> **Passage**:
********

It’s fair to say the people of Hawaii have earned a gold star for having survived, however unintentionally, the outer regions of the badlands we were most worried about this time last year. The nukes, the button, the Donald: the three amigos whose terrifying acquaintance most reasonable men and women might have postponed indefinitely.

Last Saturday morning, while Canadians were layering up to shovel, grumbling about the calamitous snowplumps punctuating our driveways, Hawaiians were walking through the fires of Mordor in their Aloha shirts thanks to this accidental Emergency Alert text message: “BALLISTIC MISSILE THREAT INBOUND TO HAWAII. SEEK IMMEDIATE SHELTER. THIS IS NOT A DRILL.”

According to first-person accounts, in addition to seeking shelter, islanders spent their utterly frantic 38 minutes of impending doom filling bathtubs, calling loved ones, crying, amassing chocolate bars and other non-perishables, accessing pornography — a full 50 per cent increase in traffic to certain pornographic sites, according to some reports — and “finding God.”

********

> **Data excerpt**:
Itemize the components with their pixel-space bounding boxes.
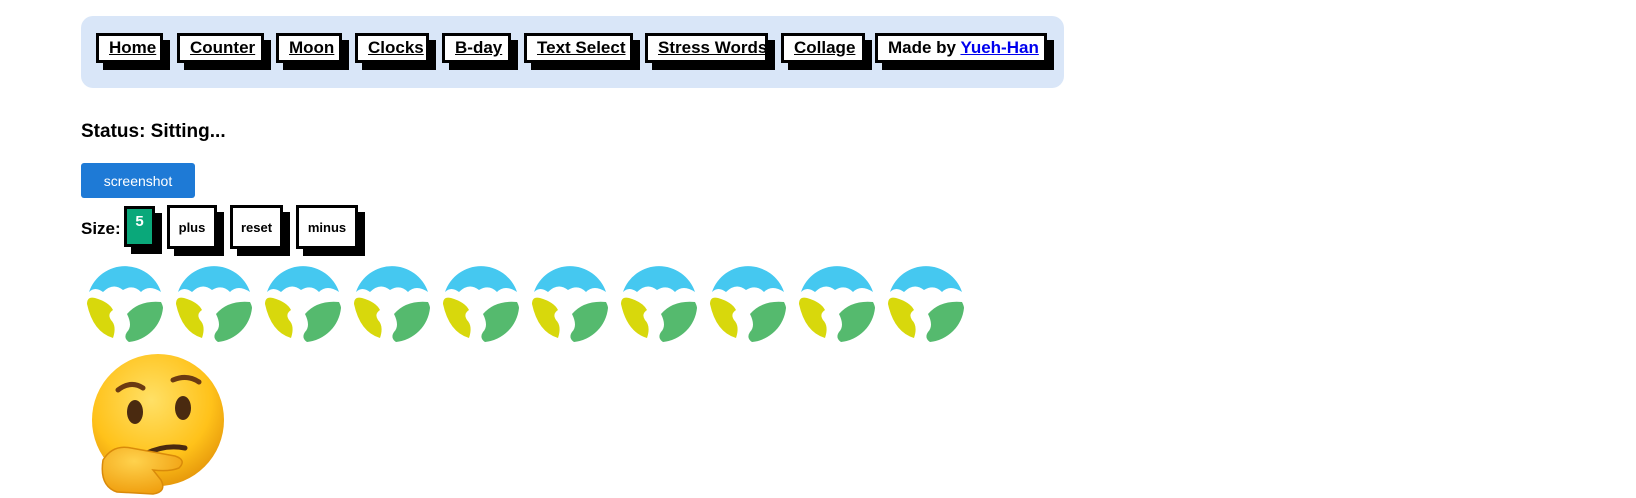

********

> **Jobs**:
a: In the Hawaii alert passage, how many minutes did islanders spend awaiting impending doom?
b: Please reproduce part of the Hawaii alert passage word for word, starting at the words "It’s fair to" and stopping after "have postponed indefinitely.".

> **Final answers**:
a: 38 minutes.

b:
It’s fair to say the people of Hawaii have earned a gold star for having survived, however unintentionally, the outer regions of the badlands we were most worried about this time last year. The nukes, the button, the Donald: the three amigos whose terrifying acquaintance most reasonable men and women might have postponed indefinitely.